> THE PROBLEM: Could you extract every entry below and reproduce it exactly?

> DATA ENTRIES:
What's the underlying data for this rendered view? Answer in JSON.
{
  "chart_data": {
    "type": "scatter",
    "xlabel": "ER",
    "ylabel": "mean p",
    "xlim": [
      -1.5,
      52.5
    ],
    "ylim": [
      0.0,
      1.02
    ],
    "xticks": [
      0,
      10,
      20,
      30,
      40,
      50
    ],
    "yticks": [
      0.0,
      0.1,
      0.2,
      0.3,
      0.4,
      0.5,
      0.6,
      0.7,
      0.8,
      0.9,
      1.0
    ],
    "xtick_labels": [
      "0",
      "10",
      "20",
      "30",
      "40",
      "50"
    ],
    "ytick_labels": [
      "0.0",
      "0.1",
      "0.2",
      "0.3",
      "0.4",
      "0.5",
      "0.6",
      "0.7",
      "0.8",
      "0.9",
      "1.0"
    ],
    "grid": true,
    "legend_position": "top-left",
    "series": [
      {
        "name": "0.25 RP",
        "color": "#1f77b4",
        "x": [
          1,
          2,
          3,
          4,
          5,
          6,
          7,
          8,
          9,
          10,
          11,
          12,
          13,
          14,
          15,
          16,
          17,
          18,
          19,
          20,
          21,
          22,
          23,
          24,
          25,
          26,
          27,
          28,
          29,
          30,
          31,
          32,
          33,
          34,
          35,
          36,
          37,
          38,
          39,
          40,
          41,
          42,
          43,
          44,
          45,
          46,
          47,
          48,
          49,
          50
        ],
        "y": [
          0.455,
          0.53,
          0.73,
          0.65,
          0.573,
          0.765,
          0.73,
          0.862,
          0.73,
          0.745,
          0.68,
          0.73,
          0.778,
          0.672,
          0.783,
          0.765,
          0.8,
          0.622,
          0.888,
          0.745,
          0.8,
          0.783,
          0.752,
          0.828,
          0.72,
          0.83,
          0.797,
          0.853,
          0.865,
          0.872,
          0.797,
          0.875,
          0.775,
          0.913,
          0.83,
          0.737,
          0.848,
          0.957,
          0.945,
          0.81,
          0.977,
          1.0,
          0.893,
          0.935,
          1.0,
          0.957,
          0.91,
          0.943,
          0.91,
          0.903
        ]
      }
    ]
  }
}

> EXERCISE SOLUTION:
What's the underlying data for this rendered view? Answer in JSON.
{
  "chart_data": {
    "type": "scatter",
    "xlabel": "ER",
    "ylabel": "mean p",
    "xlim": [
      -1.5,
      52.5
    ],
    "ylim": [
      0.0,
      1.02
    ],
    "xticks": [
      0,
      10,
      20,
      30,
      40,
      50
    ],
    "yticks": [
      0.0,
      0.1,
      0.2,
      0.3,
      0.4,
      0.5,
      0.6,
      0.7,
      0.8,
      0.9,
      1.0
    ],
    "xtick_labels": [
      "0",
      "10",
      "20",
      "30",
      "40",
      "50"
    ],
    "ytick_labels": [
      "0.0",
      "0.1",
      "0.2",
      "0.3",
      "0.4",
      "0.5",
      "0.6",
      "0.7",
      "0.8",
      "0.9",
      "1.0"
    ],
    "grid": true,
    "legend_position": "top-left",
    "series": [
      {
        "name": "0.25 RP",
        "color": "#1f77b4",
        "x": [
          1,
          2,
          3,
          4,
          5,
          6,
          7,
          8,
          9,
          10,
          11,
          12,
          13,
          14,
          15,
          16,
          17,
          18,
          19,
          20,
          21,
          22,
          23,
          24,
          25,
          26,
          27,
          28,
          29,
          30,
          31,
          32,
          33,
          34,
          35,
          36,
          37,
          38,
          39,
          40,
          41,
          42,
          43,
          44,
          45,
          46,
          47,
          48,
          49,
          50
        ],
        "y": [
          0.455,
          0.53,
          0.73,
          0.65,
          0.573,
          0.765,
          0.73,
          0.862,
          0.73,
          0.745,
          0.68,
          0.73,
          0.778,
          0.672,
          0.783,
          0.765,
          0.8,
          0.622,
          0.888,
          0.745,
          0.8,
          0.783,
          0.752,
          0.828,
          0.72,
          0.83,
          0.797,
          0.853,
          0.865,
          0.872,
          0.797,
          0.875,
          0.775,
          0.913,
          0.83,
          0.737,
          0.848,
          0.957,
          0.945,
          0.81,
          0.977,
          1.0,
          0.893,
          0.935,
          1.0,
          0.957,
          0.91,
          0.943,
          0.91,
          0.903
        ]
      }
    ]
  }
}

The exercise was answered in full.